------ The input ------

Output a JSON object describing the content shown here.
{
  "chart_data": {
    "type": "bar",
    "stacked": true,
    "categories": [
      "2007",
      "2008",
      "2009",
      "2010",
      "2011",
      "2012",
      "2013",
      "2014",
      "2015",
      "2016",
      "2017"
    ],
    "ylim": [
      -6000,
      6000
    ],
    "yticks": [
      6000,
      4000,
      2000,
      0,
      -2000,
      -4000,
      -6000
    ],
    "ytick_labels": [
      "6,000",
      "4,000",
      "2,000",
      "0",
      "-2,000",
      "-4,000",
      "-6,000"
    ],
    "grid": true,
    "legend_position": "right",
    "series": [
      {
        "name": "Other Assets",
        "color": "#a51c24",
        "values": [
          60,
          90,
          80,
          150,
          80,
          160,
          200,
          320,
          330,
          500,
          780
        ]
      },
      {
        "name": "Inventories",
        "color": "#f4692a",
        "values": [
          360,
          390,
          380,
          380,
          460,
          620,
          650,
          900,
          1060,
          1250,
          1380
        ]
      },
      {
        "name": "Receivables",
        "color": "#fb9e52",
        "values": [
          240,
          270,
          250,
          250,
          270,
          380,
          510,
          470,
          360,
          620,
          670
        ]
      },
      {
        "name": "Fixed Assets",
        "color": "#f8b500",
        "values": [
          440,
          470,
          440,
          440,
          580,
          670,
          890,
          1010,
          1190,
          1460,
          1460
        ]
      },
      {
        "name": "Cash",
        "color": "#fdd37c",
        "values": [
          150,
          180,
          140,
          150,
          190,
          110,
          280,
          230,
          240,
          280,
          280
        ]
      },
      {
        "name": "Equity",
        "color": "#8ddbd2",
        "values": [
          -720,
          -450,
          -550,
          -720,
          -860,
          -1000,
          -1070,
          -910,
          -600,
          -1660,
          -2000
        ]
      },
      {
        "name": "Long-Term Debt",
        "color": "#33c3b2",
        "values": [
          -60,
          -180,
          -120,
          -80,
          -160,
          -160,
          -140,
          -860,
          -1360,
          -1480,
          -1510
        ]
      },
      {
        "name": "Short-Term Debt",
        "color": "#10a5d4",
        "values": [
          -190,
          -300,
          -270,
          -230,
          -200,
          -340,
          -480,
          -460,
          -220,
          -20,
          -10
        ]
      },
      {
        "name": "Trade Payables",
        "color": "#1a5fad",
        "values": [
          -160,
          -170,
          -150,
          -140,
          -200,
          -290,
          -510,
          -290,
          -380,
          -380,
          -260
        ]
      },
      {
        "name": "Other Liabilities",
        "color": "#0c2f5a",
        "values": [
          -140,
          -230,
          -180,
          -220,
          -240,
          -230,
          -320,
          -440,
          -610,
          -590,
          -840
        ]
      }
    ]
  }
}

------

**Given problem:**
Print the records above in full, exactly.

**Full response:**
Output a JSON object describing the content shown here.
{
  "chart_data": {
    "type": "bar",
    "stacked": true,
    "categories": [
      "2007",
      "2008",
      "2009",
      "2010",
      "2011",
      "2012",
      "2013",
      "2014",
      "2015",
      "2016",
      "2017"
    ],
    "ylim": [
      -6000,
      6000
    ],
    "yticks": [
      6000,
      4000,
      2000,
      0,
      -2000,
      -4000,
      -6000
    ],
    "ytick_labels": [
      "6,000",
      "4,000",
      "2,000",
      "0",
      "-2,000",
      "-4,000",
      "-6,000"
    ],
    "grid": true,
    "legend_position": "right",
    "series": [
      {
        "name": "Other Assets",
        "color": "#a51c24",
        "values": [
          60,
          90,
          80,
          150,
          80,
          160,
          200,
          320,
          330,
          500,
          780
        ]
      },
      {
        "name": "Inventories",
        "color": "#f4692a",
        "values": [
          360,
          390,
          380,
          380,
          460,
          620,
          650,
          900,
          1060,
          1250,
          1380
        ]
      },
      {
        "name": "Receivables",
        "color": "#fb9e52",
        "values": [
          240,
          270,
          250,
          250,
          270,
          380,
          510,
          470,
          360,
          620,
          670
        ]
      },
      {
        "name": "Fixed Assets",
        "color": "#f8b500",
        "values": [
          440,
          470,
          440,
          440,
          580,
          670,
          890,
          1010,
          1190,
          1460,
          1460
        ]
      },
      {
        "name": "Cash",
        "color": "#fdd37c",
        "values": [
          150,
          180,
          140,
          150,
          190,
          110,
          280,
          230,
          240,
          280,
          280
        ]
      },
      {
        "name": "Equity",
        "color": "#8ddbd2",
        "values": [
          -720,
          -450,
          -550,
          -720,
          -860,
          -1000,
          -1070,
          -910,
          -600,
          -1660,
          -2000
        ]
      },
      {
        "name": "Long-Term Debt",
        "color": "#33c3b2",
        "values": [
          -60,
          -180,
          -120,
          -80,
          -160,
          -160,
          -140,
          -860,
          -1360,
          -1480,
          -1510
        ]
      },
      {
        "name": "Short-Term Debt",
        "color": "#10a5d4",
        "values": [
          -190,
          -300,
          -270,
          -230,
          -200,
          -340,
          -480,
          -460,
          -220,
          -20,
          -10
        ]
      },
      {
        "name": "Trade Payables",
        "color": "#1a5fad",
        "values": [
          -160,
          -170,
          -150,
          -140,
          -200,
          -290,
          -510,
          -290,
          -380,
          -380,
          -260
        ]
      },
      {
        "name": "Other Liabilities",
        "color": "#0c2f5a",
        "values": [
          -140,
          -230,
          -180,
          -220,
          -240,
          -230,
          -320,
          -440,
          -610,
          -590,
          -840
        ]
      }
    ]
  }
}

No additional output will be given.